Stored records |
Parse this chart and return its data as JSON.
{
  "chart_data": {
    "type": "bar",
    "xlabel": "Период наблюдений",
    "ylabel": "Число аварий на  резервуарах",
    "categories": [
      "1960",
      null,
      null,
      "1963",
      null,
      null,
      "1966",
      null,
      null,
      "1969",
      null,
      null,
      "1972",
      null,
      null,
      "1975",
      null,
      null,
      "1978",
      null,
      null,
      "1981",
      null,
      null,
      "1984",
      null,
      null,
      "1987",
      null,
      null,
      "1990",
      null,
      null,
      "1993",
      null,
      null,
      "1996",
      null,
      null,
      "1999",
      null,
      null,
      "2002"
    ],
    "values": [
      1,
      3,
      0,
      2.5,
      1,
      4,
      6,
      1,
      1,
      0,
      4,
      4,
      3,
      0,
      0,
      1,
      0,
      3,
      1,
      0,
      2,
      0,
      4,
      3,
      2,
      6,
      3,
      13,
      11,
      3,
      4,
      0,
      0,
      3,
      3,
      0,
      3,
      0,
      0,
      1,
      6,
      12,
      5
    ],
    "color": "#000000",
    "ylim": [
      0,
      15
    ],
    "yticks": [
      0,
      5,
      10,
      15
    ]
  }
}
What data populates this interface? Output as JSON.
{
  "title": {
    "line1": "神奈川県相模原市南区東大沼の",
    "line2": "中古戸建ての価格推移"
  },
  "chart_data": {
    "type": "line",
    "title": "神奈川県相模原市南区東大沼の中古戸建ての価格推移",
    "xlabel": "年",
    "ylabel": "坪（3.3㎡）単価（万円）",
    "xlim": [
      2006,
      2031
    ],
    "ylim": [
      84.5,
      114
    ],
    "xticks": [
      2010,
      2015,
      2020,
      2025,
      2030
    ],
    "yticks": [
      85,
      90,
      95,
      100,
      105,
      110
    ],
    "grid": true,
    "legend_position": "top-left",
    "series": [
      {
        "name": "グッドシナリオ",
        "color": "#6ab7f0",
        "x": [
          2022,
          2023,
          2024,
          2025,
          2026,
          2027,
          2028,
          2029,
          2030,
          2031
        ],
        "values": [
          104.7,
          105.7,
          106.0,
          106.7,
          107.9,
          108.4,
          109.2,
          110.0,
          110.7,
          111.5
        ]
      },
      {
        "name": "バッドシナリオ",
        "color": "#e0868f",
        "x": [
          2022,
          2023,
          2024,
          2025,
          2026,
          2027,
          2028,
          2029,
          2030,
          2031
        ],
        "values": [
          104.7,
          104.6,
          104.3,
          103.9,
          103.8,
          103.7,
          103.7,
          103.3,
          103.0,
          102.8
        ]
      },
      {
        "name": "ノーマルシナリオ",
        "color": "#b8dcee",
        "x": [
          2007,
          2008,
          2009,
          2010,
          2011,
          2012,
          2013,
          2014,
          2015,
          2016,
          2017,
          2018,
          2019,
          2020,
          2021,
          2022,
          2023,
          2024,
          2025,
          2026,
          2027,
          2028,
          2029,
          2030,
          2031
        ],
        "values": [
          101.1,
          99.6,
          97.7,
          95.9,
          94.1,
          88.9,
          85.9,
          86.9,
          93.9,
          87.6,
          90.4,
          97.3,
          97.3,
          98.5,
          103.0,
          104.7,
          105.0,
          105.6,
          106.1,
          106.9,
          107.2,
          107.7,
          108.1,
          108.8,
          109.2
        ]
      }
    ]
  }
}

Exercise aim |
Scan the listing above. Gather each line that contains the word "this".

Result below |
Parse this chart and return its data as JSON.
What data populates this interface? Output as JSON.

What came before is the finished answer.